___ INFORMATION PROVIDED

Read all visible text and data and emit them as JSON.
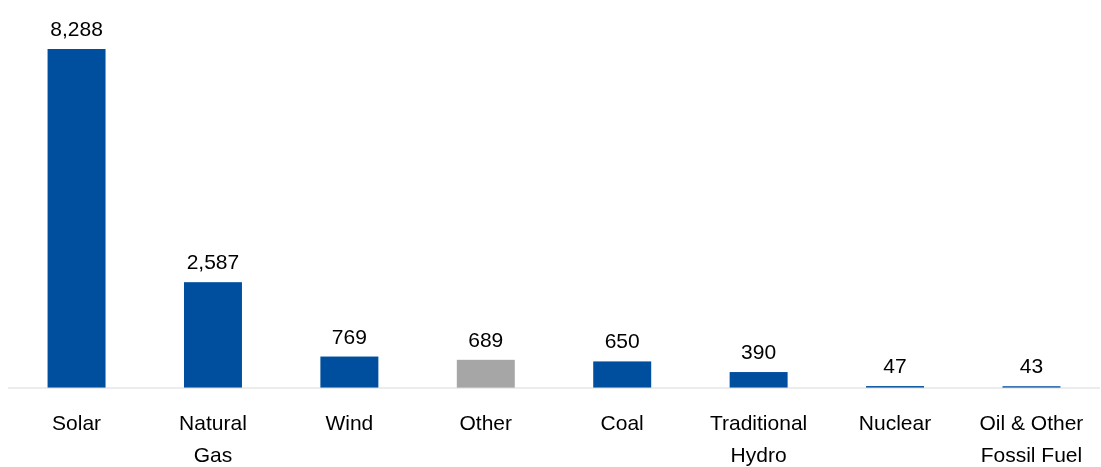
{
  "chart_data": {
    "type": "bar",
    "categories": [
      "Solar",
      "Natural Gas",
      "Wind",
      "Other",
      "Coal",
      "Traditional Hydro",
      "Nuclear",
      "Oil & Other Fossil Fuel"
    ],
    "values": [
      8288,
      2587,
      769,
      689,
      650,
      390,
      47,
      43
    ],
    "colors": [
      "#004f9f",
      "#004f9f",
      "#004f9f",
      "#a6a6a6",
      "#004f9f",
      "#004f9f",
      "#004f9f",
      "#004f9f"
    ],
    "value_labels": [
      "8,288",
      "2,587",
      "769",
      "689",
      "650",
      "390",
      "47",
      "43"
    ]
  }
}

______

> [INSTRUCTIONS TO FOLLOW]: Every record above should be written out again exactly; the pictures stay out of the copy.

> [RESULT FOR THIS TASK]:
Read all visible text and data and emit them as JSON.
{
  "chart_data": {
    "type": "bar",
    "categories": [
      "Solar",
      "Natural Gas",
      "Wind",
      "Other",
      "Coal",
      "Traditional Hydro",
      "Nuclear",
      "Oil & Other Fossil Fuel"
    ],
    "values": [
      8288,
      2587,
      769,
      689,
      650,
      390,
      47,
      43
    ],
    "colors": [
      "#004f9f",
      "#004f9f",
      "#004f9f",
      "#a6a6a6",
      "#004f9f",
      "#004f9f",
      "#004f9f",
      "#004f9f"
    ],
    "value_labels": [
      "8,288",
      "2,587",
      "769",
      "689",
      "650",
      "390",
      "47",
      "43"
    ]
  }
}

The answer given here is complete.